[BEGIN ENTRIES PROVIDED]

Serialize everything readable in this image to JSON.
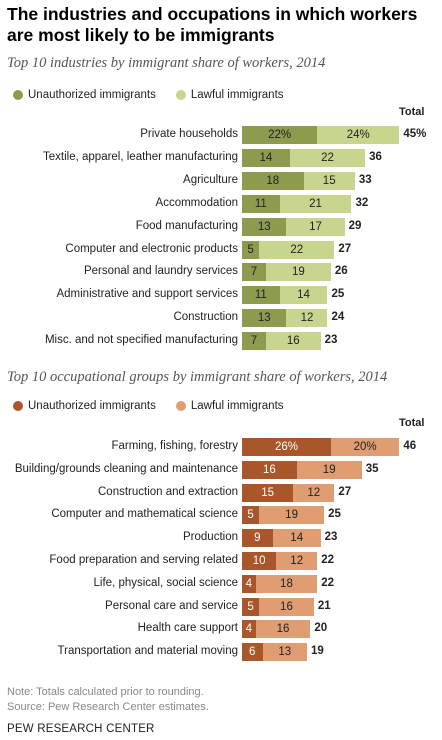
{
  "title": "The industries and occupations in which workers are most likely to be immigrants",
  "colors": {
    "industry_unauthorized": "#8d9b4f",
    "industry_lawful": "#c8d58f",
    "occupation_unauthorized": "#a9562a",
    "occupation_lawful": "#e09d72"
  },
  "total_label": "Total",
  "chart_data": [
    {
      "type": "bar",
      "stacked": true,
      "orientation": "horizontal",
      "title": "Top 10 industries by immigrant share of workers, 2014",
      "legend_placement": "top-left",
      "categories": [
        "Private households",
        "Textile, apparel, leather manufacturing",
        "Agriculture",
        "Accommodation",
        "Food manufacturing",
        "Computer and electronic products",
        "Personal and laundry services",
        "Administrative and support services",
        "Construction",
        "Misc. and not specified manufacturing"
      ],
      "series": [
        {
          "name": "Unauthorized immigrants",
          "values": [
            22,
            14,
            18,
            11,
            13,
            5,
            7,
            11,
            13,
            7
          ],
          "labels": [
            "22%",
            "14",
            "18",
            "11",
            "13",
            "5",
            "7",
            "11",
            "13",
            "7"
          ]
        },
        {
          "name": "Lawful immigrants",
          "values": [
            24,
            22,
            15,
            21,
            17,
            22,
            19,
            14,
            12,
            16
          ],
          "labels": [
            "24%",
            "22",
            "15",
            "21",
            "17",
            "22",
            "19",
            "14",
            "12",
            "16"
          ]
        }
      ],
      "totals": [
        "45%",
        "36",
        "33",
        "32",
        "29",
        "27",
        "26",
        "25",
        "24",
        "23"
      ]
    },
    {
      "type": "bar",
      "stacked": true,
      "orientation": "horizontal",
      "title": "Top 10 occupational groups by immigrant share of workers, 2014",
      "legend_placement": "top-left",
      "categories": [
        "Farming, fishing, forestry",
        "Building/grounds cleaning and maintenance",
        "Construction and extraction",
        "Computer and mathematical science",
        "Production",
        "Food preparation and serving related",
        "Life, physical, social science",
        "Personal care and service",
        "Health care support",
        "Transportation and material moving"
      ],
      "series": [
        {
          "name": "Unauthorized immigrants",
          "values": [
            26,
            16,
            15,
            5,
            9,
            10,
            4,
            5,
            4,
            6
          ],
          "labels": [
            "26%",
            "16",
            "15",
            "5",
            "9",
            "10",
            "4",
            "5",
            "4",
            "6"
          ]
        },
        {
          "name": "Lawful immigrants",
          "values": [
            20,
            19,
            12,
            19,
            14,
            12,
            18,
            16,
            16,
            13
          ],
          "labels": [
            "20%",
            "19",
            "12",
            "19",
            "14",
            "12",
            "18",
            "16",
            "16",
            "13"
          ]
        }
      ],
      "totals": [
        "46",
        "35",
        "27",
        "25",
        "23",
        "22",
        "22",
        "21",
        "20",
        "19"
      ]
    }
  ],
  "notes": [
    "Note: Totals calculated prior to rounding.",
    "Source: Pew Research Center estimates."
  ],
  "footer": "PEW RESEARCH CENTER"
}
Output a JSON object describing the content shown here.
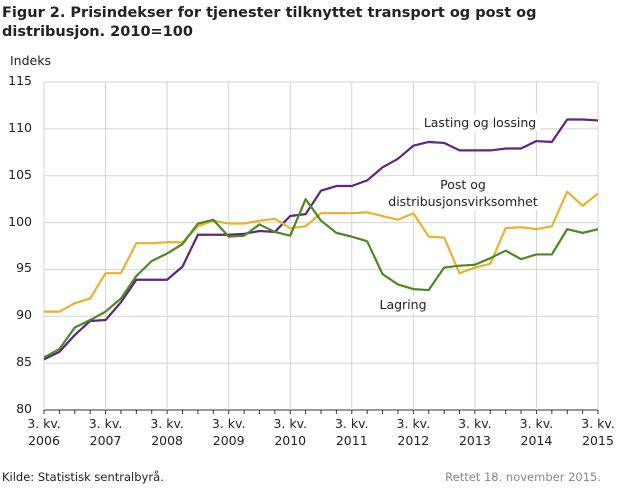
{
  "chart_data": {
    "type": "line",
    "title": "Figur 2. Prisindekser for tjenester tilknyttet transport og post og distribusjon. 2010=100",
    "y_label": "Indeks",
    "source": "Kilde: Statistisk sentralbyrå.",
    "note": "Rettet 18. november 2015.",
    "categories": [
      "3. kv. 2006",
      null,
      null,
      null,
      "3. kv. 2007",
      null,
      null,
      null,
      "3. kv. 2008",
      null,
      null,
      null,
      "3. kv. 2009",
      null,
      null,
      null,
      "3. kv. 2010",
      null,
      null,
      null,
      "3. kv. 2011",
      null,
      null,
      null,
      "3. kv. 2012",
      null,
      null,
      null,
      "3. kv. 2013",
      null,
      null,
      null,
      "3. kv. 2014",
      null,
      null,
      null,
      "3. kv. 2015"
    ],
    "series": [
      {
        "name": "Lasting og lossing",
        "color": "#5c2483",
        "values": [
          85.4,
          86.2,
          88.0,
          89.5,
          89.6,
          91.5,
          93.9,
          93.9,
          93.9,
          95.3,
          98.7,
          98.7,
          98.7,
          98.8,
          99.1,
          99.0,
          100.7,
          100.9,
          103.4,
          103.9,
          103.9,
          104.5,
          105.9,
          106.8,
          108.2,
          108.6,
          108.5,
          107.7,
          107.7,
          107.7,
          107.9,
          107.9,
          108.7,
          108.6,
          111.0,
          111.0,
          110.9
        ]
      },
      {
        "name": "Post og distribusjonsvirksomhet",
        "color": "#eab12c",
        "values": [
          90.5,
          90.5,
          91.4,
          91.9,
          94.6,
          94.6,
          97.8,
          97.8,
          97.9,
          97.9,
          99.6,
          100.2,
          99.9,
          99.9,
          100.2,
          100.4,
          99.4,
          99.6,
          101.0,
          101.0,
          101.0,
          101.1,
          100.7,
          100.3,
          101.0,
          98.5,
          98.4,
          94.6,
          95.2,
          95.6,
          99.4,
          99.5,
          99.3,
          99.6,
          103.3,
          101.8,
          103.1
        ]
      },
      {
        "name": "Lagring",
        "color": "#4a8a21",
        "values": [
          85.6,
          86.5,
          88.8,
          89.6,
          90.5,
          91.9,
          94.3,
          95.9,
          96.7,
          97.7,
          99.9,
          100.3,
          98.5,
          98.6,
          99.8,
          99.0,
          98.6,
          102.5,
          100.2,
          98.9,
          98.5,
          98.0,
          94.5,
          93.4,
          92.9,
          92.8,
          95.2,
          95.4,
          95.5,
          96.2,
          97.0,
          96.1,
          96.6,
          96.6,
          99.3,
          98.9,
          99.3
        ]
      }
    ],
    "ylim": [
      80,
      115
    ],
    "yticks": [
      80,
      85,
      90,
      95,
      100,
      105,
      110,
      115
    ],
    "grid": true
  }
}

[END ENTRIES PROVIDED]
[BEGIN ENTRIES PROVIDED]

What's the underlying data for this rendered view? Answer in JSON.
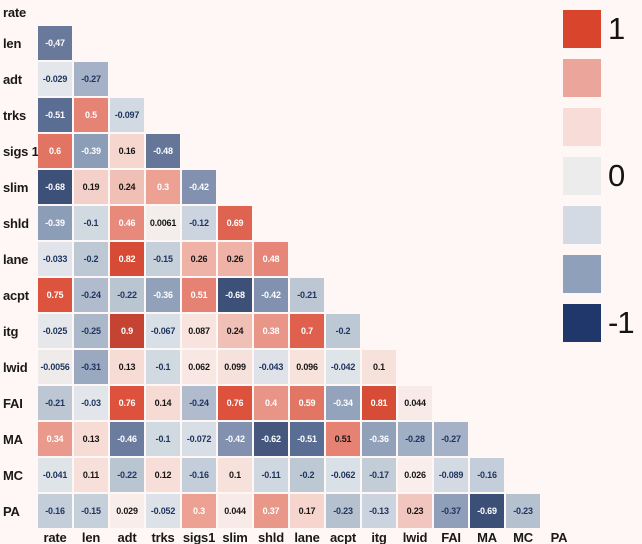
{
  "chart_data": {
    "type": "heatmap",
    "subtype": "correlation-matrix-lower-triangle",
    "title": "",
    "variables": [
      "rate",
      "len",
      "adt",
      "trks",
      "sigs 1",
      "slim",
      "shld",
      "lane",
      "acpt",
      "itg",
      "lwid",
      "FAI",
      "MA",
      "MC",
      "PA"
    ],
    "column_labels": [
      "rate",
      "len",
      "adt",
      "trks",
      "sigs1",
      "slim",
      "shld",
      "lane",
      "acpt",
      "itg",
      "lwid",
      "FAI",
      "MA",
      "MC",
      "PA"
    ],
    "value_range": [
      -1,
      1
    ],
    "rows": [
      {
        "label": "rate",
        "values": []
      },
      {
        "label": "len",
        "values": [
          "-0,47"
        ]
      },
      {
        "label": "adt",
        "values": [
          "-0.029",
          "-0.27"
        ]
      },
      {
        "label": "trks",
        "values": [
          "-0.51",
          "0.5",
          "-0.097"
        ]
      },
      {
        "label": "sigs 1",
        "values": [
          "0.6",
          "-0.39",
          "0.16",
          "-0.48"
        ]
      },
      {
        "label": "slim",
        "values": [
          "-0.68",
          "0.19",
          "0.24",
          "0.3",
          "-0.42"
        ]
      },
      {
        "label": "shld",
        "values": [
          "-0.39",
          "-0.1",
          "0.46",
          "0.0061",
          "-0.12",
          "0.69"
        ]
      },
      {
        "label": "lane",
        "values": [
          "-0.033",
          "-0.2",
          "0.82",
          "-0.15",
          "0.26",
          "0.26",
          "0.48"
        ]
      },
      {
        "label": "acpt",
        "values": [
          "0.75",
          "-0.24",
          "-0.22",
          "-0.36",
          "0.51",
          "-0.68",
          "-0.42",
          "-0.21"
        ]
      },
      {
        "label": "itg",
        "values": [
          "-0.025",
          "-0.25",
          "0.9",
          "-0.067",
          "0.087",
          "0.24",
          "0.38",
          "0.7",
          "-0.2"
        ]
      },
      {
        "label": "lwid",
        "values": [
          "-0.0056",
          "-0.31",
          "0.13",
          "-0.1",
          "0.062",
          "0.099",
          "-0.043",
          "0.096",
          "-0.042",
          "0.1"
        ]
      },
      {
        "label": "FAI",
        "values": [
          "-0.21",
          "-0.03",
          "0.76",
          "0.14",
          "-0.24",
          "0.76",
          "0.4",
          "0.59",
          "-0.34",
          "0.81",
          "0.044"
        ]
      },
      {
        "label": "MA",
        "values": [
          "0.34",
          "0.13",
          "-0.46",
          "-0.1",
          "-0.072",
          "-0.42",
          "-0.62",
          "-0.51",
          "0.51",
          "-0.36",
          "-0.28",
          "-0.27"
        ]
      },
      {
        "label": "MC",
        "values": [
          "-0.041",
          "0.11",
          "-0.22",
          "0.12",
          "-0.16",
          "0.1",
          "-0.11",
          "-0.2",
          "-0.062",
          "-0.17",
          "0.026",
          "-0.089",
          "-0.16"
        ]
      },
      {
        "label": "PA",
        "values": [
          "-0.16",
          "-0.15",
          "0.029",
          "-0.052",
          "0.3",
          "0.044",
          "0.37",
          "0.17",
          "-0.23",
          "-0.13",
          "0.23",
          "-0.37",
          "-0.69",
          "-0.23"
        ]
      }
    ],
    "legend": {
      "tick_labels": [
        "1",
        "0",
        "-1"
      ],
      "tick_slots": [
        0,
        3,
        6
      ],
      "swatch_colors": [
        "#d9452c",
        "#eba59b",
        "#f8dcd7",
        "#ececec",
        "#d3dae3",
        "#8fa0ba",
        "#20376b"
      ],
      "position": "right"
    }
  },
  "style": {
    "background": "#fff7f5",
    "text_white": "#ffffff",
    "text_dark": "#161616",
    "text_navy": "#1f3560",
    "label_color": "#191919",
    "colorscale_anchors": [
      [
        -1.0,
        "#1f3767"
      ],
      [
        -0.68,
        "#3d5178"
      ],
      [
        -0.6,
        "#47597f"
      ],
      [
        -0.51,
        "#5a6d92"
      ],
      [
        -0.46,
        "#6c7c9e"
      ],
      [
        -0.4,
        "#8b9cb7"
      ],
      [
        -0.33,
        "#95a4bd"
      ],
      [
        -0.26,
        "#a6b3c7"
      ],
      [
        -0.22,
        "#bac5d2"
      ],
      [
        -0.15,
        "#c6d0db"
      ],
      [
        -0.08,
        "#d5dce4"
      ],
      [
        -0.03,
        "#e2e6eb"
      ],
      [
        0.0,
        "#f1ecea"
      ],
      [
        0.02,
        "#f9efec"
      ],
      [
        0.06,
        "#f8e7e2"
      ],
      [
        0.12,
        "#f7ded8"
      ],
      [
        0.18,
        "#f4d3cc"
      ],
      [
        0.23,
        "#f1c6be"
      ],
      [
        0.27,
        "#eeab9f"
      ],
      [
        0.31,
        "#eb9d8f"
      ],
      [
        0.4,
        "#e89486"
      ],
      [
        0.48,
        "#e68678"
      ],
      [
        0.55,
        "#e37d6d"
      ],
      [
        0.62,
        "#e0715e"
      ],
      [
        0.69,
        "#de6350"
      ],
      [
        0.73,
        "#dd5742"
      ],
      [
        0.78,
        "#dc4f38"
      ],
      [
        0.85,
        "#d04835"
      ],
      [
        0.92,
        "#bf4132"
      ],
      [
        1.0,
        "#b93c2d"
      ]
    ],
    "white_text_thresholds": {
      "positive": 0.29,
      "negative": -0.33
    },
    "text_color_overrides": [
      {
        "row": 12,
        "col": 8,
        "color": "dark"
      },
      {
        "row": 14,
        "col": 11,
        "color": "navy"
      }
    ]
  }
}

[END ENTRIES PROVIDED]
[BEGIN ENTRIES PROVIDED]

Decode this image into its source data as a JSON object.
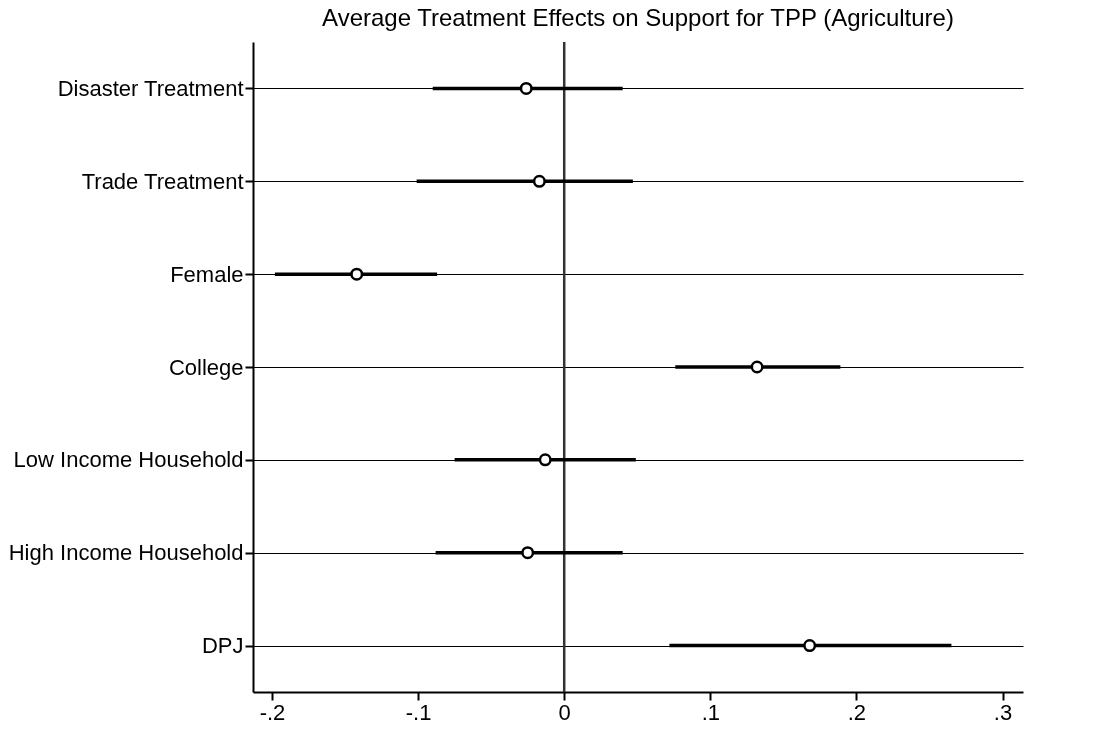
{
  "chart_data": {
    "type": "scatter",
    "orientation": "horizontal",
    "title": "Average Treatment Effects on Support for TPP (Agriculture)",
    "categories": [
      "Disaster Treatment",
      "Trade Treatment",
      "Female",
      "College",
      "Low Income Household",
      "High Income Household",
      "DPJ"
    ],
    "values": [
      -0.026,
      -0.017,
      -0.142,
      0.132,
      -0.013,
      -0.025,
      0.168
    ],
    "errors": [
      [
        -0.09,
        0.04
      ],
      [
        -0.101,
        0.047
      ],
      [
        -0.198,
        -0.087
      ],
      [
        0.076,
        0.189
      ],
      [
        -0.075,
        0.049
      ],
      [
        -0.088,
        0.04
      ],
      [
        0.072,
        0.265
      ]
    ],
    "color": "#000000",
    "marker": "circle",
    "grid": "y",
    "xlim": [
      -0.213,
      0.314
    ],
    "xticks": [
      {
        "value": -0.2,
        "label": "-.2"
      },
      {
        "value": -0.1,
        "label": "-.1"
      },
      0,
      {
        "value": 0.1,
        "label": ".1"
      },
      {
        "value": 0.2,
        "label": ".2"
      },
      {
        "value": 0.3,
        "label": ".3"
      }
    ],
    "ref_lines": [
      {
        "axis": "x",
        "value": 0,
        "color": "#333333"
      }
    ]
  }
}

[END ENTRIES PROVIDED]

▸ **EXERCISE REQUIREMENTS**: Copy each line of the data that contains the word "name".

▸ **ANSWER FOR THE TASK**:
          "name": "Unauthorized immigrants",
          "name": "Lawful immigrants",
          "name": "Unauthorized immigrants",
          "name": "Lawful immigrants",
        "name": "Lasting og lossing",
        "name": "Post og distribusjonsvirksomhet",
        "name": "Lagring",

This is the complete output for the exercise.